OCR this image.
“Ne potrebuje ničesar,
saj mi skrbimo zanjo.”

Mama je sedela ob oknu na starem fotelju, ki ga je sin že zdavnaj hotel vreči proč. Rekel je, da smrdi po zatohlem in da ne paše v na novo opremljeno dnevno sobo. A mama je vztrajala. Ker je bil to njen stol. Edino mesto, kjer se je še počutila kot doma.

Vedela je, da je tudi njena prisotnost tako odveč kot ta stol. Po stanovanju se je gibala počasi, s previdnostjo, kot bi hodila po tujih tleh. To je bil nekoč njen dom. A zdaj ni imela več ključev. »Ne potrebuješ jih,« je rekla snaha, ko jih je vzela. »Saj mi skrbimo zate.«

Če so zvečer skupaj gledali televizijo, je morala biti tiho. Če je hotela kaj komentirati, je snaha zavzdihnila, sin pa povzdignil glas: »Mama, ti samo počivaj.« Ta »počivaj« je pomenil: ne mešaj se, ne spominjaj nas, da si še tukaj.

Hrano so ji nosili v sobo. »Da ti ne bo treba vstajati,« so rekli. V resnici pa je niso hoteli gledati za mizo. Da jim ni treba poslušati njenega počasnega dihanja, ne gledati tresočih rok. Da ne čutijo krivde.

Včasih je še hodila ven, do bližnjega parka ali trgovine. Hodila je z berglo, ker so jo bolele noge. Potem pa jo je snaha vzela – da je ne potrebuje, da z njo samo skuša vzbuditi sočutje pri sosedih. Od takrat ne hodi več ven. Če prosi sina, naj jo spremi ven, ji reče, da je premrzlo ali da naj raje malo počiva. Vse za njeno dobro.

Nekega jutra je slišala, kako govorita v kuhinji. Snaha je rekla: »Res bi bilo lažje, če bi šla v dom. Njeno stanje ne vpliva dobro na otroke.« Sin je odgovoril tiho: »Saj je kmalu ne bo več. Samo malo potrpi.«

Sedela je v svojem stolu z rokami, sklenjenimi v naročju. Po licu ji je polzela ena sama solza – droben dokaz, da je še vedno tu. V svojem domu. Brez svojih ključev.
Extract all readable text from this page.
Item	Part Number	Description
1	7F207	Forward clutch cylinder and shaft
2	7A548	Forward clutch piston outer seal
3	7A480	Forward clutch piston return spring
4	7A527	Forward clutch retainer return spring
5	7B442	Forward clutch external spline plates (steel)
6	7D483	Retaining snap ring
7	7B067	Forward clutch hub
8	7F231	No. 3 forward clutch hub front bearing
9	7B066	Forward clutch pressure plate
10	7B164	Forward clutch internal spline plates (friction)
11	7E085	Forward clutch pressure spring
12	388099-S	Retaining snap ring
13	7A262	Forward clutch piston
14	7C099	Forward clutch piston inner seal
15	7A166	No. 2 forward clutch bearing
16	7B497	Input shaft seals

§ §

Task directions: Retype the listing above in full, with no alterations.

Response for this exercise:
OCR this image.
“Ne potrebuje ničesar,
saj mi skrbimo zanjo.”

Mama je sedela ob oknu na starem fotelju, ki ga je sin že zdavnaj hotel vreči proč. Rekel je, da smrdi po zatohlem in da ne paše v na novo opremljeno dnevno sobo. A mama je vztrajala. Ker je bil to njen stol. Edino mesto, kjer se je še počutila kot doma.

Vedela je, da je tudi njena prisotnost tako odveč kot ta stol. Po stanovanju se je gibala počasi, s previdnostjo, kot bi hodila po tujih tleh. To je bil nekoč njen dom. A zdaj ni imela več ključev. »Ne potrebuješ jih,« je rekla snaha, ko jih je vzela. »Saj mi skrbimo zate.«

Če so zvečer skupaj gledali televizijo, je morala biti tiho. Če je hotela kaj komentirati, je snaha zavzdihnila, sin pa povzdignil glas: »Mama, ti samo počivaj.« Ta »počivaj« je pomenil: ne mešaj se, ne spominjaj nas, da si še tukaj.

Hrano so ji nosili v sobo. »Da ti ne bo treba vstajati,« so rekli. V resnici pa je niso hoteli gledati za mizo. Da jim ni treba poslušati njenega počasnega dihanja, ne gledati tresočih rok. Da ne čutijo krivde.

Včasih je še hodila ven, do bližnjega parka ali trgovine. Hodila je z berglo, ker so jo bolele noge. Potem pa jo je snaha vzela – da je ne potrebuje, da z njo samo skuša vzbuditi sočutje pri sosedih. Od takrat ne hodi več ven. Če prosi sina, naj jo spremi ven, ji reče, da je premrzlo ali da naj raje malo počiva. Vse za njeno dobro.

Nekega jutra je slišala, kako govorita v kuhinji. Snaha je rekla: »Res bi bilo lažje, če bi šla v dom. Njeno stanje ne vpliva dobro na otroke.« Sin je odgovoril tiho: »Saj je kmalu ne bo več. Samo malo potrpi.«

Sedela je v svojem stolu z rokami, sklenjenimi v naročju. Po licu ji je polzela ena sama solza – droben dokaz, da je še vedno tu. V svojem domu. Brez svojih ključev.
Extract all readable text from this page.
Item	Part Number	Description
1	7F207	Forward clutch cylinder and shaft
2	7A548	Forward clutch piston outer seal
3	7A480	Forward clutch piston return spring
4	7A527	Forward clutch retainer return spring
5	7B442	Forward clutch external spline plates (steel)
6	7D483	Retaining snap ring
7	7B067	Forward clutch hub
8	7F231	No. 3 forward clutch hub front bearing
9	7B066	Forward clutch pressure plate
10	7B164	Forward clutch internal spline plates (friction)
11	7E085	Forward clutch pressure spring
12	388099-S	Retaining snap ring
13	7A262	Forward clutch piston
14	7C099	Forward clutch piston inner seal
15	7A166	No. 2 forward clutch bearing
16	7B497	Input shaft seals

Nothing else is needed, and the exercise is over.